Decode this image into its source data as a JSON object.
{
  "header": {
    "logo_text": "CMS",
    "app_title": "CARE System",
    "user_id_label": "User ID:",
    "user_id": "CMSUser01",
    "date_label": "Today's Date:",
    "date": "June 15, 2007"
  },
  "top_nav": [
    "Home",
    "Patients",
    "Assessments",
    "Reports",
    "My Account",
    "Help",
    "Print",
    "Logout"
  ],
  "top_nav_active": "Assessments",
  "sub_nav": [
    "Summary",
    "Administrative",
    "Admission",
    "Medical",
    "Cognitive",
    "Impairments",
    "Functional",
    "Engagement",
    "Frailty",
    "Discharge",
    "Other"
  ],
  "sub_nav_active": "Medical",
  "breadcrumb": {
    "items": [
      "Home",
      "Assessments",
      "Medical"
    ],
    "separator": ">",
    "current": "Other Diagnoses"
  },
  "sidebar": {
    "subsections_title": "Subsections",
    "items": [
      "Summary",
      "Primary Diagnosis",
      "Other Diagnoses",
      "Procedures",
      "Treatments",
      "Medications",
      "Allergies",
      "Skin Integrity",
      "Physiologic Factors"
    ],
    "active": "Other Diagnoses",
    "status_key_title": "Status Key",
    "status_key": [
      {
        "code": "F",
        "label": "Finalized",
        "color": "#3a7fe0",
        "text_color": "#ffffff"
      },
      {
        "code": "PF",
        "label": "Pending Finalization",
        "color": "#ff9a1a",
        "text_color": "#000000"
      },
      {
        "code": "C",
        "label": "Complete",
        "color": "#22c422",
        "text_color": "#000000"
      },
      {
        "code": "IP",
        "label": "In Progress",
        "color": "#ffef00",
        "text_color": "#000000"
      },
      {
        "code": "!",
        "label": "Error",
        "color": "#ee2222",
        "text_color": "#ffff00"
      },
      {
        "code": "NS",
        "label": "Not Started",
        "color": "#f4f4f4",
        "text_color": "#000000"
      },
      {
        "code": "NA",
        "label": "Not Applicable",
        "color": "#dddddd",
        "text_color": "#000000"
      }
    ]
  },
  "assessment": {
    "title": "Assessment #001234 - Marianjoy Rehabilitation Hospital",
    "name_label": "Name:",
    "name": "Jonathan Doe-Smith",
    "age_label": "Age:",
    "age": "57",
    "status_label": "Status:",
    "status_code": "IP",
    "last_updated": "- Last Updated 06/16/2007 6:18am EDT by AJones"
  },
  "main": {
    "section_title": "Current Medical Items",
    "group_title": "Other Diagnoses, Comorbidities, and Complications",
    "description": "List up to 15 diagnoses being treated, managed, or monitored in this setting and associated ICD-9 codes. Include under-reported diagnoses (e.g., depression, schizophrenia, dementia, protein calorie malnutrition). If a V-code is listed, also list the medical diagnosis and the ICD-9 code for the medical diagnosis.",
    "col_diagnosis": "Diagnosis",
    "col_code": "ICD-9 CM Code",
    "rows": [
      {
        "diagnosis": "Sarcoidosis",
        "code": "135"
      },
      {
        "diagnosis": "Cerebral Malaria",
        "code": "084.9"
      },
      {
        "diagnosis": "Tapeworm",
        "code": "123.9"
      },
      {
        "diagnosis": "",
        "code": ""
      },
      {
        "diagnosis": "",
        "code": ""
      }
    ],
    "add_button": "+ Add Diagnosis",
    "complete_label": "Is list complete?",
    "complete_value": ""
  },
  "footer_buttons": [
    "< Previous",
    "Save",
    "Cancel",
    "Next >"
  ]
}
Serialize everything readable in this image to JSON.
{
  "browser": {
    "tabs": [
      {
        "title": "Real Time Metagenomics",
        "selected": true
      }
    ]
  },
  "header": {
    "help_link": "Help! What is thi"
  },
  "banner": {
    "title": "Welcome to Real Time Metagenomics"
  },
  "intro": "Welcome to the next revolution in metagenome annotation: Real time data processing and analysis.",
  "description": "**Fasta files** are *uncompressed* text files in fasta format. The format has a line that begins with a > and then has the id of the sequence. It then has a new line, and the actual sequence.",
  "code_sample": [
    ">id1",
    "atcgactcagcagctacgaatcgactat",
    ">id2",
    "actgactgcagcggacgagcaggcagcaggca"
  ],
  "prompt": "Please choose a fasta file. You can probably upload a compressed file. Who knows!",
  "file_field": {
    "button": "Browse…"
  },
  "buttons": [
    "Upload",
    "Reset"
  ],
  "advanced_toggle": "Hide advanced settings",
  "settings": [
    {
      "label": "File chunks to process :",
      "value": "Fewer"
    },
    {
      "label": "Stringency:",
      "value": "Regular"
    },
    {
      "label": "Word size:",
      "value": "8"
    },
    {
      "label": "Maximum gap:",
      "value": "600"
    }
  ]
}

_THE TASK_. Every entry must be retyped in full, exactly as given.

_RESPONSE BOX_.
Decode this image into its source data as a JSON object.
{
  "header": {
    "logo_text": "CMS",
    "app_title": "CARE System",
    "user_id_label": "User ID:",
    "user_id": "CMSUser01",
    "date_label": "Today's Date:",
    "date": "June 15, 2007"
  },
  "top_nav": [
    "Home",
    "Patients",
    "Assessments",
    "Reports",
    "My Account",
    "Help",
    "Print",
    "Logout"
  ],
  "top_nav_active": "Assessments",
  "sub_nav": [
    "Summary",
    "Administrative",
    "Admission",
    "Medical",
    "Cognitive",
    "Impairments",
    "Functional",
    "Engagement",
    "Frailty",
    "Discharge",
    "Other"
  ],
  "sub_nav_active": "Medical",
  "breadcrumb": {
    "items": [
      "Home",
      "Assessments",
      "Medical"
    ],
    "separator": ">",
    "current": "Other Diagnoses"
  },
  "sidebar": {
    "subsections_title": "Subsections",
    "items": [
      "Summary",
      "Primary Diagnosis",
      "Other Diagnoses",
      "Procedures",
      "Treatments",
      "Medications",
      "Allergies",
      "Skin Integrity",
      "Physiologic Factors"
    ],
    "active": "Other Diagnoses",
    "status_key_title": "Status Key",
    "status_key": [
      {
        "code": "F",
        "label": "Finalized",
        "color": "#3a7fe0",
        "text_color": "#ffffff"
      },
      {
        "code": "PF",
        "label": "Pending Finalization",
        "color": "#ff9a1a",
        "text_color": "#000000"
      },
      {
        "code": "C",
        "label": "Complete",
        "color": "#22c422",
        "text_color": "#000000"
      },
      {
        "code": "IP",
        "label": "In Progress",
        "color": "#ffef00",
        "text_color": "#000000"
      },
      {
        "code": "!",
        "label": "Error",
        "color": "#ee2222",
        "text_color": "#ffff00"
      },
      {
        "code": "NS",
        "label": "Not Started",
        "color": "#f4f4f4",
        "text_color": "#000000"
      },
      {
        "code": "NA",
        "label": "Not Applicable",
        "color": "#dddddd",
        "text_color": "#000000"
      }
    ]
  },
  "assessment": {
    "title": "Assessment #001234 - Marianjoy Rehabilitation Hospital",
    "name_label": "Name:",
    "name": "Jonathan Doe-Smith",
    "age_label": "Age:",
    "age": "57",
    "status_label": "Status:",
    "status_code": "IP",
    "last_updated": "- Last Updated 06/16/2007 6:18am EDT by AJones"
  },
  "main": {
    "section_title": "Current Medical Items",
    "group_title": "Other Diagnoses, Comorbidities, and Complications",
    "description": "List up to 15 diagnoses being treated, managed, or monitored in this setting and associated ICD-9 codes. Include under-reported diagnoses (e.g., depression, schizophrenia, dementia, protein calorie malnutrition). If a V-code is listed, also list the medical diagnosis and the ICD-9 code for the medical diagnosis.",
    "col_diagnosis": "Diagnosis",
    "col_code": "ICD-9 CM Code",
    "rows": [
      {
        "diagnosis": "Sarcoidosis",
        "code": "135"
      },
      {
        "diagnosis": "Cerebral Malaria",
        "code": "084.9"
      },
      {
        "diagnosis": "Tapeworm",
        "code": "123.9"
      },
      {
        "diagnosis": "",
        "code": ""
      },
      {
        "diagnosis": "",
        "code": ""
      }
    ],
    "add_button": "+ Add Diagnosis",
    "complete_label": "Is list complete?",
    "complete_value": ""
  },
  "footer_buttons": [
    "< Previous",
    "Save",
    "Cancel",
    "Next >"
  ]
}
Serialize everything readable in this image to JSON.
{
  "browser": {
    "tabs": [
      {
        "title": "Real Time Metagenomics",
        "selected": true
      }
    ]
  },
  "header": {
    "help_link": "Help! What is thi"
  },
  "banner": {
    "title": "Welcome to Real Time Metagenomics"
  },
  "intro": "Welcome to the next revolution in metagenome annotation: Real time data processing and analysis.",
  "description": "**Fasta files** are *uncompressed* text files in fasta format. The format has a line that begins with a > and then has the id of the sequence. It then has a new line, and the actual sequence.",
  "code_sample": [
    ">id1",
    "atcgactcagcagctacgaatcgactat",
    ">id2",
    "actgactgcagcggacgagcaggcagcaggca"
  ],
  "prompt": "Please choose a fasta file. You can probably upload a compressed file. Who knows!",
  "file_field": {
    "button": "Browse…"
  },
  "buttons": [
    "Upload",
    "Reset"
  ],
  "advanced_toggle": "Hide advanced settings",
  "settings": [
    {
      "label": "File chunks to process :",
      "value": "Fewer"
    },
    {
      "label": "Stringency:",
      "value": "Regular"
    },
    {
      "label": "Word size:",
      "value": "8"
    },
    {
      "label": "Maximum gap:",
      "value": "600"
    }
  ]
}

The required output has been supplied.